**Brief**
Each entry below should be reproduced character for character.

* START Given entries *

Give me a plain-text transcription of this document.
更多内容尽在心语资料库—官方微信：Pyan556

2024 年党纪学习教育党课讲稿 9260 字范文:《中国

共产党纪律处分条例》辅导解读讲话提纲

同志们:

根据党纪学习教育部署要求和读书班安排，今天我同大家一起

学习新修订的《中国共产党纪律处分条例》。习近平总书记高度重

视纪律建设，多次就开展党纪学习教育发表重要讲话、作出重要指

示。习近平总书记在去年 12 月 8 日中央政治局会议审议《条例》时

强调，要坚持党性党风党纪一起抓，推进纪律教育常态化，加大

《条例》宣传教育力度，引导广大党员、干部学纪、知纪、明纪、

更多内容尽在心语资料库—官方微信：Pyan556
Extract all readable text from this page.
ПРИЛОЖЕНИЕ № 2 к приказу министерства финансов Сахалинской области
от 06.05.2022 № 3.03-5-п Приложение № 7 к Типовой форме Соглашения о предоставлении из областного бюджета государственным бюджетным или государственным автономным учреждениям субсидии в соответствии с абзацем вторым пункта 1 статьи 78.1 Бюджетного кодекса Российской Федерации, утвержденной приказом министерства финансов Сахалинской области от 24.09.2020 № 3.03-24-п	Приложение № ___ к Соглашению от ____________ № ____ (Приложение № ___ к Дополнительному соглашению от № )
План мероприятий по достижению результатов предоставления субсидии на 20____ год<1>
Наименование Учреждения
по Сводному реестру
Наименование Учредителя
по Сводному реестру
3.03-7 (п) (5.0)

* END Given entries *

**Expected output**
Give me a plain-text transcription of this document.
更多内容尽在心语资料库—官方微信：Pyan556

2024 年党纪学习教育党课讲稿 9260 字范文:《中国

共产党纪律处分条例》辅导解读讲话提纲

同志们:

根据党纪学习教育部署要求和读书班安排，今天我同大家一起

学习新修订的《中国共产党纪律处分条例》。习近平总书记高度重

视纪律建设，多次就开展党纪学习教育发表重要讲话、作出重要指

示。习近平总书记在去年 12 月 8 日中央政治局会议审议《条例》时

强调，要坚持党性党风党纪一起抓，推进纪律教育常态化，加大

《条例》宣传教育力度，引导广大党员、干部学纪、知纪、明纪、

更多内容尽在心语资料库—官方微信：Pyan556
Extract all readable text from this page.
ПРИЛОЖЕНИЕ № 2 к приказу министерства финансов Сахалинской области
от 06.05.2022 № 3.03-5-п Приложение № 7 к Типовой форме Соглашения о предоставлении из областного бюджета государственным бюджетным или государственным автономным учреждениям субсидии в соответствии с абзацем вторым пункта 1 статьи 78.1 Бюджетного кодекса Российской Федерации, утвержденной приказом министерства финансов Сахалинской области от 24.09.2020 № 3.03-24-п	Приложение № ___ к Соглашению от ____________ № ____ (Приложение № ___ к Дополнительному соглашению от № )
План мероприятий по достижению результатов предоставления субсидии на 20____ год<1>
Наименование Учреждения
по Сводному реестру
Наименование Учредителя
по Сводному реестру
3.03-7 (п) (5.0)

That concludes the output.